* **Dataset**:
___

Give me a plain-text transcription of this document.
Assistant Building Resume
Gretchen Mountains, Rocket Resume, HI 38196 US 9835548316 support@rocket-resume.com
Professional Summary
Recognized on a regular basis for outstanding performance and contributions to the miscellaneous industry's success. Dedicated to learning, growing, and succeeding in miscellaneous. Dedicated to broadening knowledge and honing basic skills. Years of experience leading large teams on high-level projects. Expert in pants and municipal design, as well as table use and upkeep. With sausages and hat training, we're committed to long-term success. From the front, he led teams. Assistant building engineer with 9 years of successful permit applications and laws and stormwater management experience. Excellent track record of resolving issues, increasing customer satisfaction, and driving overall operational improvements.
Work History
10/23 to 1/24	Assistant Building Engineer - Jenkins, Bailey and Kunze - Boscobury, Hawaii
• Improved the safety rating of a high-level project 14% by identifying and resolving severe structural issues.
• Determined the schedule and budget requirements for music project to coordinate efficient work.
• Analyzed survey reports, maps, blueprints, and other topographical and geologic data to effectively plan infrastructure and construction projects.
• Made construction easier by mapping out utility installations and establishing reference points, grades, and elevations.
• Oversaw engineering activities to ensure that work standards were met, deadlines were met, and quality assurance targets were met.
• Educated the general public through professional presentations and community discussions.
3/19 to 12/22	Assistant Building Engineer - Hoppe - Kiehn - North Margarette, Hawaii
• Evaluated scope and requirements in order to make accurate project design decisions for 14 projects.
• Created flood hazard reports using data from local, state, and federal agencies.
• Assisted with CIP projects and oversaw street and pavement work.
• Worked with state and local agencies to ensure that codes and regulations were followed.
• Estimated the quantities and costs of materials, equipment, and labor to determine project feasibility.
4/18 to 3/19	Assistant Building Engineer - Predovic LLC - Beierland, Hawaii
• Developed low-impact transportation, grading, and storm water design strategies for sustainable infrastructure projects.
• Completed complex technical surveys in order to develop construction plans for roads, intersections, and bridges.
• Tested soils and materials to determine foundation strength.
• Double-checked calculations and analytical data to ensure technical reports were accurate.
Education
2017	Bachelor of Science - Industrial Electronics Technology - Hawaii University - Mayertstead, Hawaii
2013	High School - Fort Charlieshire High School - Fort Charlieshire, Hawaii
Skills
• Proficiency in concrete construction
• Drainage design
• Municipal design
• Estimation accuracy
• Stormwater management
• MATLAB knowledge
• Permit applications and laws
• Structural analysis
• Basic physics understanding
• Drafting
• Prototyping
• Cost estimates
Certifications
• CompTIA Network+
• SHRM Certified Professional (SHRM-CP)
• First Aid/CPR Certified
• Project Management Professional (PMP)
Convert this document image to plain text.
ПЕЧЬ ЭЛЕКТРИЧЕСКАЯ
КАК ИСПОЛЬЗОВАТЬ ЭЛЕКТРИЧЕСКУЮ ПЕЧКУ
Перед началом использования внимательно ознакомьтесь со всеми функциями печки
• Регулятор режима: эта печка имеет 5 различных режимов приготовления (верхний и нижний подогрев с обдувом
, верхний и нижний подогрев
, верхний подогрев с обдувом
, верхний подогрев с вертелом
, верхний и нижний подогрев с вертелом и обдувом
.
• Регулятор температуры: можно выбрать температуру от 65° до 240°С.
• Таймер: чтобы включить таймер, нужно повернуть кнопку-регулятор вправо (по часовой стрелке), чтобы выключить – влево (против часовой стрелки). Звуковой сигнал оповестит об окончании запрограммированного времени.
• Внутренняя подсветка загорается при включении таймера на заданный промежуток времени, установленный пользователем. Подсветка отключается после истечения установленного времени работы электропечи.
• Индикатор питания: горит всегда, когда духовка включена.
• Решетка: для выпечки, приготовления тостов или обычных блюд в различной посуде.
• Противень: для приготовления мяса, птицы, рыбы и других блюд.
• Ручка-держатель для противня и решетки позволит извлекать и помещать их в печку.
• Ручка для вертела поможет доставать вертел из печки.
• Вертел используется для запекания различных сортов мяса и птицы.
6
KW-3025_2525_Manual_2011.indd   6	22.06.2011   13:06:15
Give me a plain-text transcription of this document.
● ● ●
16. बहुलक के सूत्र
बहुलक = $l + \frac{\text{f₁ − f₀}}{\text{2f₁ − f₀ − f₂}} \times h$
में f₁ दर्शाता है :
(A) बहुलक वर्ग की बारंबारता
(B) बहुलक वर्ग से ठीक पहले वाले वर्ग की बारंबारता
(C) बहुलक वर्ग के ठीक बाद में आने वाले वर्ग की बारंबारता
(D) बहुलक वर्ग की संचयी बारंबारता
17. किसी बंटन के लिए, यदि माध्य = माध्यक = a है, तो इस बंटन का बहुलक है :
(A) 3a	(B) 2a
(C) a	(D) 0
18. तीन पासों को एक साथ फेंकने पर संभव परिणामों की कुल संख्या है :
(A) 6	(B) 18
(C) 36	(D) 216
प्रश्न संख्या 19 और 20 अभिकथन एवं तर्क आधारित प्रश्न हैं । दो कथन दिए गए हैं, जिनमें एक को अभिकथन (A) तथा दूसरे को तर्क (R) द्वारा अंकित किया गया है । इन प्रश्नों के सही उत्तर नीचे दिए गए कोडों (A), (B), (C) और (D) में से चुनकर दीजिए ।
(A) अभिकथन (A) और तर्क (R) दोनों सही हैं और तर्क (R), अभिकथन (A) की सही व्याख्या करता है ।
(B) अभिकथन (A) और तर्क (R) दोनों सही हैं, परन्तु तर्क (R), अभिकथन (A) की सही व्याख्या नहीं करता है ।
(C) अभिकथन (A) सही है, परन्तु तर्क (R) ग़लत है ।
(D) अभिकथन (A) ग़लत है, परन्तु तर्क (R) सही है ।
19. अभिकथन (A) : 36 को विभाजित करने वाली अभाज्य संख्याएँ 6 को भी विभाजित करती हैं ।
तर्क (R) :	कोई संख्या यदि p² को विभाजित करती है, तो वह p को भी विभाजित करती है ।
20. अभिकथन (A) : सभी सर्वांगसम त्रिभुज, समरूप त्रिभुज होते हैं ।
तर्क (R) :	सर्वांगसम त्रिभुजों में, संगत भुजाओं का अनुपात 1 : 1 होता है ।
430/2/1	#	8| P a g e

___

Reproduce the full set of records precisely.

* **Solution to this exercise**:
Give me a plain-text transcription of this document.
Assistant Building Resume
Gretchen Mountains, Rocket Resume, HI 38196 US 9835548316 support@rocket-resume.com
Professional Summary
Recognized on a regular basis for outstanding performance and contributions to the miscellaneous industry's success. Dedicated to learning, growing, and succeeding in miscellaneous. Dedicated to broadening knowledge and honing basic skills. Years of experience leading large teams on high-level projects. Expert in pants and municipal design, as well as table use and upkeep. With sausages and hat training, we're committed to long-term success. From the front, he led teams. Assistant building engineer with 9 years of successful permit applications and laws and stormwater management experience. Excellent track record of resolving issues, increasing customer satisfaction, and driving overall operational improvements.
Work History
10/23 to 1/24	Assistant Building Engineer - Jenkins, Bailey and Kunze - Boscobury, Hawaii
• Improved the safety rating of a high-level project 14% by identifying and resolving severe structural issues.
• Determined the schedule and budget requirements for music project to coordinate efficient work.
• Analyzed survey reports, maps, blueprints, and other topographical and geologic data to effectively plan infrastructure and construction projects.
• Made construction easier by mapping out utility installations and establishing reference points, grades, and elevations.
• Oversaw engineering activities to ensure that work standards were met, deadlines were met, and quality assurance targets were met.
• Educated the general public through professional presentations and community discussions.
3/19 to 12/22	Assistant Building Engineer - Hoppe - Kiehn - North Margarette, Hawaii
• Evaluated scope and requirements in order to make accurate project design decisions for 14 projects.
• Created flood hazard reports using data from local, state, and federal agencies.
• Assisted with CIP projects and oversaw street and pavement work.
• Worked with state and local agencies to ensure that codes and regulations were followed.
• Estimated the quantities and costs of materials, equipment, and labor to determine project feasibility.
4/18 to 3/19	Assistant Building Engineer - Predovic LLC - Beierland, Hawaii
• Developed low-impact transportation, grading, and storm water design strategies for sustainable infrastructure projects.
• Completed complex technical surveys in order to develop construction plans for roads, intersections, and bridges.
• Tested soils and materials to determine foundation strength.
• Double-checked calculations and analytical data to ensure technical reports were accurate.
Education
2017	Bachelor of Science - Industrial Electronics Technology - Hawaii University - Mayertstead, Hawaii
2013	High School - Fort Charlieshire High School - Fort Charlieshire, Hawaii
Skills
• Proficiency in concrete construction
• Drainage design
• Municipal design
• Estimation accuracy
• Stormwater management
• MATLAB knowledge
• Permit applications and laws
• Structural analysis
• Basic physics understanding
• Drafting
• Prototyping
• Cost estimates
Certifications
• CompTIA Network+
• SHRM Certified Professional (SHRM-CP)
• First Aid/CPR Certified
• Project Management Professional (PMP)
Convert this document image to plain text.
ПЕЧЬ ЭЛЕКТРИЧЕСКАЯ
КАК ИСПОЛЬЗОВАТЬ ЭЛЕКТРИЧЕСКУЮ ПЕЧКУ
Перед началом использования внимательно ознакомьтесь со всеми функциями печки
• Регулятор режима: эта печка имеет 5 различных режимов приготовления (верхний и нижний подогрев с обдувом
, верхний и нижний подогрев
, верхний подогрев с обдувом
, верхний подогрев с вертелом
, верхний и нижний подогрев с вертелом и обдувом
.
• Регулятор температуры: можно выбрать температуру от 65° до 240°С.
• Таймер: чтобы включить таймер, нужно повернуть кнопку-регулятор вправо (по часовой стрелке), чтобы выключить – влево (против часовой стрелки). Звуковой сигнал оповестит об окончании запрограммированного времени.
• Внутренняя подсветка загорается при включении таймера на заданный промежуток времени, установленный пользователем. Подсветка отключается после истечения установленного времени работы электропечи.
• Индикатор питания: горит всегда, когда духовка включена.
• Решетка: для выпечки, приготовления тостов или обычных блюд в различной посуде.
• Противень: для приготовления мяса, птицы, рыбы и других блюд.
• Ручка-держатель для противня и решетки позволит извлекать и помещать их в печку.
• Ручка для вертела поможет доставать вертел из печки.
• Вертел используется для запекания различных сортов мяса и птицы.
6
KW-3025_2525_Manual_2011.indd   6	22.06.2011   13:06:15
Give me a plain-text transcription of this document.
● ● ●
16. बहुलक के सूत्र
बहुलक = $l + \frac{\text{f₁ − f₀}}{\text{2f₁ − f₀ − f₂}} \times h$
में f₁ दर्शाता है :
(A) बहुलक वर्ग की बारंबारता
(B) बहुलक वर्ग से ठीक पहले वाले वर्ग की बारंबारता
(C) बहुलक वर्ग के ठीक बाद में आने वाले वर्ग की बारंबारता
(D) बहुलक वर्ग की संचयी बारंबारता
17. किसी बंटन के लिए, यदि माध्य = माध्यक = a है, तो इस बंटन का बहुलक है :
(A) 3a	(B) 2a
(C) a	(D) 0
18. तीन पासों को एक साथ फेंकने पर संभव परिणामों की कुल संख्या है :
(A) 6	(B) 18
(C) 36	(D) 216
प्रश्न संख्या 19 और 20 अभिकथन एवं तर्क आधारित प्रश्न हैं । दो कथन दिए गए हैं, जिनमें एक को अभिकथन (A) तथा दूसरे को तर्क (R) द्वारा अंकित किया गया है । इन प्रश्नों के सही उत्तर नीचे दिए गए कोडों (A), (B), (C) और (D) में से चुनकर दीजिए ।
(A) अभिकथन (A) और तर्क (R) दोनों सही हैं और तर्क (R), अभिकथन (A) की सही व्याख्या करता है ।
(B) अभिकथन (A) और तर्क (R) दोनों सही हैं, परन्तु तर्क (R), अभिकथन (A) की सही व्याख्या नहीं करता है ।
(C) अभिकथन (A) सही है, परन्तु तर्क (R) ग़लत है ।
(D) अभिकथन (A) ग़लत है, परन्तु तर्क (R) सही है ।
19. अभिकथन (A) : 36 को विभाजित करने वाली अभाज्य संख्याएँ 6 को भी विभाजित करती हैं ।
तर्क (R) :	कोई संख्या यदि p² को विभाजित करती है, तो वह p को भी विभाजित करती है ।
20. अभिकथन (A) : सभी सर्वांगसम त्रिभुज, समरूप त्रिभुज होते हैं ।
तर्क (R) :	सर्वांगसम त्रिभुजों में, संगत भुजाओं का अनुपात 1 : 1 होता है ।
430/2/1	#	8| P a g e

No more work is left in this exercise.